*Work to be completed*
Search the listing below for the string "Name" and show each line that contains it.

━━━━━━

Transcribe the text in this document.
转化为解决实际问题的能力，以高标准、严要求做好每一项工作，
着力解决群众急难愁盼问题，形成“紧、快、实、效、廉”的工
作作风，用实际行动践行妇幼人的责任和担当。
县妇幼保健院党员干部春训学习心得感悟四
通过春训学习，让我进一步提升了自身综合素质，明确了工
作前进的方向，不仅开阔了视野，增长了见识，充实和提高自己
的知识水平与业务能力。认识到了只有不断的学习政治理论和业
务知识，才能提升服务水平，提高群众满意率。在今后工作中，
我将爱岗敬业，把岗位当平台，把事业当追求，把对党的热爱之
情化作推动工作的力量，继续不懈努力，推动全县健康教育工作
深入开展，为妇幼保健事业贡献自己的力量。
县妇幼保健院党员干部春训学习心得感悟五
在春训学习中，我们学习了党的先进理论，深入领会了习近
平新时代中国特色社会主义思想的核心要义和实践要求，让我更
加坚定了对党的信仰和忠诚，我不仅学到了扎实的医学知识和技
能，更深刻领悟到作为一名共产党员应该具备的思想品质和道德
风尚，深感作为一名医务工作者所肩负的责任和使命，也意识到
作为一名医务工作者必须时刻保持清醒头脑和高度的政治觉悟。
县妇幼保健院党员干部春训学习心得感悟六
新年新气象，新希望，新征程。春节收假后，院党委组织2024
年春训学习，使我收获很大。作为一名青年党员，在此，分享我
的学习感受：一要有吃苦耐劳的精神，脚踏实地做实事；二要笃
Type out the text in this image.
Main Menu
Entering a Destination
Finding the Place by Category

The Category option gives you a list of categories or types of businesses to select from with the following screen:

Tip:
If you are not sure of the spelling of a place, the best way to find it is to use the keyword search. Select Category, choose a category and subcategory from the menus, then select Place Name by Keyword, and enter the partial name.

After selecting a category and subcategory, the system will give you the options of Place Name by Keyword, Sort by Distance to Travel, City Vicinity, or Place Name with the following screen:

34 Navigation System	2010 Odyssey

━━━━━━

*Complete response*
If you are not sure of the spelling of a place, the best way to find it is to use the keyword search. Select Category, choose a category and subcategory from the menus, then select Place Name by Keyword, and enter the partial name.
After selecting a category and subcategory, the system will give you the options of Place Name by Keyword, Sort by Distance to Travel, City Vicinity, or Place Name with the following screen:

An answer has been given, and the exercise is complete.